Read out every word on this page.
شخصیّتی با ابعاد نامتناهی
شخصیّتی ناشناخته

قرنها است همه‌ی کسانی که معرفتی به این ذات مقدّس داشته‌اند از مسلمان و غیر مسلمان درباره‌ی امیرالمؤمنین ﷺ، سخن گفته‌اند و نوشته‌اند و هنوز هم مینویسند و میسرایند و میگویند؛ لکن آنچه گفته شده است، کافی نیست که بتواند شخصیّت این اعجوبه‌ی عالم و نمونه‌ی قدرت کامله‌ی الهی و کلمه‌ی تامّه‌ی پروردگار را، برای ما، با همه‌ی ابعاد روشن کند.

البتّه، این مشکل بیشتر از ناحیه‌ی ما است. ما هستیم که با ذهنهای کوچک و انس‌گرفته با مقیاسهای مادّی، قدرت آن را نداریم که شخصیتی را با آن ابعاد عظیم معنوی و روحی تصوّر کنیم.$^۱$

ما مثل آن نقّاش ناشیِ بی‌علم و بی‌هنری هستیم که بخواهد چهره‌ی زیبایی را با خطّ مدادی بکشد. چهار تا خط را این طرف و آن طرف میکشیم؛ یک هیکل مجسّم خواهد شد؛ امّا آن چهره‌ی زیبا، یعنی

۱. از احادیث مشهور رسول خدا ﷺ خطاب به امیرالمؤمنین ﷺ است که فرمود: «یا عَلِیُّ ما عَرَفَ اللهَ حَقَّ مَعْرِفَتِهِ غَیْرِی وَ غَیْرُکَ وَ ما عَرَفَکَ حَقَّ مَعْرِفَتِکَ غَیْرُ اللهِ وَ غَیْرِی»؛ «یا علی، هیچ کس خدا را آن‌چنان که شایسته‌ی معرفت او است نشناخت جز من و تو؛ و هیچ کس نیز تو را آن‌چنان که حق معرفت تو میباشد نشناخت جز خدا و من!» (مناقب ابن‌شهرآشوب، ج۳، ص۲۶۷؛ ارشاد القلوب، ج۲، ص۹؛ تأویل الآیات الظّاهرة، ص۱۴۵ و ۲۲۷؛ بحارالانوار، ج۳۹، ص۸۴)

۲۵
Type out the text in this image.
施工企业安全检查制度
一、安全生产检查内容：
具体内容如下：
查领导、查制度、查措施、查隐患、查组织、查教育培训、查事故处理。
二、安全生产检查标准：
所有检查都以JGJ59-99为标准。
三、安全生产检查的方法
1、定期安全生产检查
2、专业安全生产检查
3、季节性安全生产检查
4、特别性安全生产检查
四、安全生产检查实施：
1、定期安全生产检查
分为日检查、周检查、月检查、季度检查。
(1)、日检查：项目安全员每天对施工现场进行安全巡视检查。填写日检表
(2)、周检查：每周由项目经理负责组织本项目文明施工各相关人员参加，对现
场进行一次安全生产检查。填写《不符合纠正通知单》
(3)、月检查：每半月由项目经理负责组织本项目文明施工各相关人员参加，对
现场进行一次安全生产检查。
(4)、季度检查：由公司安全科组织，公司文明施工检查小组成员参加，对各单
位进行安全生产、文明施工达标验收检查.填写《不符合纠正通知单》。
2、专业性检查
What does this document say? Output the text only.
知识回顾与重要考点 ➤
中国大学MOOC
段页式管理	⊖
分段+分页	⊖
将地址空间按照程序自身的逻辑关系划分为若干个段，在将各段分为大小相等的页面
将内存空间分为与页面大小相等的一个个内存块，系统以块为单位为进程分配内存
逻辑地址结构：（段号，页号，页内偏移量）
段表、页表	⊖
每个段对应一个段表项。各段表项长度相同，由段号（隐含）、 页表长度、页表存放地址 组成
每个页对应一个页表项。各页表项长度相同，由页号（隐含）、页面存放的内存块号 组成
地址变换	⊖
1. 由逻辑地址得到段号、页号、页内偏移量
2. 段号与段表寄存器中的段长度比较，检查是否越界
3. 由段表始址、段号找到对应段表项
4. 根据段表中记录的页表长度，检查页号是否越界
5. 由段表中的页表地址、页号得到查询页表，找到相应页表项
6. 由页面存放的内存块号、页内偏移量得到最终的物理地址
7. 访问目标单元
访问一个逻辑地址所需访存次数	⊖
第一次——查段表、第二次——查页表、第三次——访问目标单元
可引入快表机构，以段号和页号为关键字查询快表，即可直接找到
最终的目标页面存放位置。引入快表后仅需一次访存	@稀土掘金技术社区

* * * *

INSTRUCTION:
Copy down every line of the material above that includes the string "this".

THE REPLY:
Read out every word on this page.
Type out the text in this image.
What does this document say? Output the text only.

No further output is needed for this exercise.